» What you need to do
Your task is to write out the lines from the line containing "What does this" through the last line of the material, exactly.
Start Entries
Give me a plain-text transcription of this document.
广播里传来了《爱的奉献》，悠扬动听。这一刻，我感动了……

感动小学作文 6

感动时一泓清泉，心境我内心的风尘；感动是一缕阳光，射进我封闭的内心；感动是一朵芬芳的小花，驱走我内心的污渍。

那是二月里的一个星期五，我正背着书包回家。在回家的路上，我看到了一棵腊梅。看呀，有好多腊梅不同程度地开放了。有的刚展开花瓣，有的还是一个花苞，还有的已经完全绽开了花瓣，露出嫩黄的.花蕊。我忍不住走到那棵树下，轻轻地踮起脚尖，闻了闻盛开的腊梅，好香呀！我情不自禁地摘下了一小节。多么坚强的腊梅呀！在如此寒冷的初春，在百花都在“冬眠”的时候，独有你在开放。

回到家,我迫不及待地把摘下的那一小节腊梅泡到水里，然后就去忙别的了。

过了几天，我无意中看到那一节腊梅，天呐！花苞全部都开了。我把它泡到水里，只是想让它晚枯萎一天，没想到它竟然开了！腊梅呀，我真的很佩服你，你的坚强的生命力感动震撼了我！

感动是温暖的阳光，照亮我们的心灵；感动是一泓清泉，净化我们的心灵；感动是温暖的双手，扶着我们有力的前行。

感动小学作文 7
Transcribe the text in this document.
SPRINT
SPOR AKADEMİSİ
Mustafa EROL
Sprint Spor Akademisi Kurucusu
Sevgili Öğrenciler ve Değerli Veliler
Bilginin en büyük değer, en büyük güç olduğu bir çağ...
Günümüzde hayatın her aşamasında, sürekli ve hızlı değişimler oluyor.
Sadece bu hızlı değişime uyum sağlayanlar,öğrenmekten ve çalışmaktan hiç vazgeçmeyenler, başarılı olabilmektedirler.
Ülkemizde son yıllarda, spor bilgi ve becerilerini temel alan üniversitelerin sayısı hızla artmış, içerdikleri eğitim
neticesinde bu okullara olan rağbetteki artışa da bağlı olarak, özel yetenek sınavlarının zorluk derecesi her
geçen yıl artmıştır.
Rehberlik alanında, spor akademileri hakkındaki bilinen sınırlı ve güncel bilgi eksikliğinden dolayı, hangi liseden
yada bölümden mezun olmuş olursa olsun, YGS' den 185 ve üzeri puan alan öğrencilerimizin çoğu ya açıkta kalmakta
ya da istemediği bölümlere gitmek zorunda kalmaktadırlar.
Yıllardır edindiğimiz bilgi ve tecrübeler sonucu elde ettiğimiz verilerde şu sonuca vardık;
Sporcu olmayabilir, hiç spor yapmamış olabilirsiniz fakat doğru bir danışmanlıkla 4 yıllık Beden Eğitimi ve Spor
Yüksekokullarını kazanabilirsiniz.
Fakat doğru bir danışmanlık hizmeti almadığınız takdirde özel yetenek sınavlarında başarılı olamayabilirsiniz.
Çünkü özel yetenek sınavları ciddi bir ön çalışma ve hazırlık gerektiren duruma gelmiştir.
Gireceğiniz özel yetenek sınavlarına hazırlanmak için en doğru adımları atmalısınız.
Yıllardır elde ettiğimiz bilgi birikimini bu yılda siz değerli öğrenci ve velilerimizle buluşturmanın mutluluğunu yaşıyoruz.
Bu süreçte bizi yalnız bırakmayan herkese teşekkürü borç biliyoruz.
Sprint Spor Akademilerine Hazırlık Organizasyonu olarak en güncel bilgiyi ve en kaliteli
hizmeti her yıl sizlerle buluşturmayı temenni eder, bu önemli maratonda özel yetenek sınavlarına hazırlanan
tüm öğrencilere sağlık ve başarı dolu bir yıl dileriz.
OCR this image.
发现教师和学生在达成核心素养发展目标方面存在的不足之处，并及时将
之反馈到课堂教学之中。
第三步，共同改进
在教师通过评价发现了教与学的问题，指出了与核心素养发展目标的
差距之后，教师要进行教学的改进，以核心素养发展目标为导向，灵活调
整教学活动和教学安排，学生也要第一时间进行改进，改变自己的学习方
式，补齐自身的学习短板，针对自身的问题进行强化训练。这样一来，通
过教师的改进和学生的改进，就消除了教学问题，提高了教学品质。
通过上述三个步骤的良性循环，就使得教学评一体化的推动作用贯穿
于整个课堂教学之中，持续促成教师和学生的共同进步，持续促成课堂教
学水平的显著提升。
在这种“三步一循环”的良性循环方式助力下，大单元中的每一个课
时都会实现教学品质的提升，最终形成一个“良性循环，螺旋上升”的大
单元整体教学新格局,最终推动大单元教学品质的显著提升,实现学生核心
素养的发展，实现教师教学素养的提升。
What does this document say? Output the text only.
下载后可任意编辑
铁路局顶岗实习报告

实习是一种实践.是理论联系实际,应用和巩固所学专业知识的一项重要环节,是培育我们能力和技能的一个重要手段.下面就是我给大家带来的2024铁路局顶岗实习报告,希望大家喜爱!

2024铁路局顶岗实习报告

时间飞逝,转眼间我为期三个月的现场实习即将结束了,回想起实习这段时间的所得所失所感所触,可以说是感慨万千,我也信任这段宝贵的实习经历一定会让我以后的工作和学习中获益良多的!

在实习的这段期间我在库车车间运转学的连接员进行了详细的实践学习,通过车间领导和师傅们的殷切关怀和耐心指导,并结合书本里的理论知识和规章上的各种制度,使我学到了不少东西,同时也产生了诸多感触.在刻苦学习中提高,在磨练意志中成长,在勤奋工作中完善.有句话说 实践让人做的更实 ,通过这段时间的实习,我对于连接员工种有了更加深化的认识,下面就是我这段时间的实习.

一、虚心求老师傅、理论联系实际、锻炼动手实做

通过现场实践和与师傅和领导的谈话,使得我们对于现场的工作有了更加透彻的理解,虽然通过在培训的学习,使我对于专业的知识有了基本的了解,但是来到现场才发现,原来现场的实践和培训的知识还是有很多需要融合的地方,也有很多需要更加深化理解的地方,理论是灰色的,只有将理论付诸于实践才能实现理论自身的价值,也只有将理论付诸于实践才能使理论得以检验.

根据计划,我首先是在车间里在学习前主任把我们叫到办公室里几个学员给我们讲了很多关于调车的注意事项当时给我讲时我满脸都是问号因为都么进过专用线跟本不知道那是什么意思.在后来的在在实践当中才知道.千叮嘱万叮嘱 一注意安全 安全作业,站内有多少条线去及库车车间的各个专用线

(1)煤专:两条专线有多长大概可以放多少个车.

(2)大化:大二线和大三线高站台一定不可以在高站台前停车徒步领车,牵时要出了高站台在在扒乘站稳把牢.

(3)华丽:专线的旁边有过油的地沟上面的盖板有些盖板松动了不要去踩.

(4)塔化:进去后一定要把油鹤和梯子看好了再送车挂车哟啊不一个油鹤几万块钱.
End Entries
» Finished answer
What does this document say? Output the text only.
下载后可任意编辑
铁路局顶岗实习报告

实习是一种实践.是理论联系实际,应用和巩固所学专业知识的一项重要环节,是培育我们能力和技能的一个重要手段.下面就是我给大家带来的2024铁路局顶岗实习报告,希望大家喜爱!

2024铁路局顶岗实习报告

时间飞逝,转眼间我为期三个月的现场实习即将结束了,回想起实习这段时间的所得所失所感所触,可以说是感慨万千,我也信任这段宝贵的实习经历一定会让我以后的工作和学习中获益良多的!

在实习的这段期间我在库车车间运转学的连接员进行了详细的实践学习,通过车间领导和师傅们的殷切关怀和耐心指导,并结合书本里的理论知识和规章上的各种制度,使我学到了不少东西,同时也产生了诸多感触.在刻苦学习中提高,在磨练意志中成长,在勤奋工作中完善.有句话说 实践让人做的更实 ,通过这段时间的实习,我对于连接员工种有了更加深化的认识,下面就是我这段时间的实习.

一、虚心求老师傅、理论联系实际、锻炼动手实做

通过现场实践和与师傅和领导的谈话,使得我们对于现场的工作有了更加透彻的理解,虽然通过在培训的学习,使我对于专业的知识有了基本的了解,但是来到现场才发现,原来现场的实践和培训的知识还是有很多需要融合的地方,也有很多需要更加深化理解的地方,理论是灰色的,只有将理论付诸于实践才能实现理论自身的价值,也只有将理论付诸于实践才能使理论得以检验.

根据计划,我首先是在车间里在学习前主任把我们叫到办公室里几个学员给我们讲了很多关于调车的注意事项当时给我讲时我满脸都是问号因为都么进过专用线跟本不知道那是什么意思.在后来的在在实践当中才知道.千叮嘱万叮嘱 一注意安全 安全作业,站内有多少条线去及库车车间的各个专用线

(1)煤专:两条专线有多长大概可以放多少个车.

(2)大化:大二线和大三线高站台一定不可以在高站台前停车徒步领车,牵时要出了高站台在在扒乘站稳把牢.

(3)华丽:专线的旁边有过油的地沟上面的盖板有些盖板松动了不要去踩.

(4)塔化:进去后一定要把油鹤和梯子看好了再送车挂车哟啊不一个油鹤几万块钱.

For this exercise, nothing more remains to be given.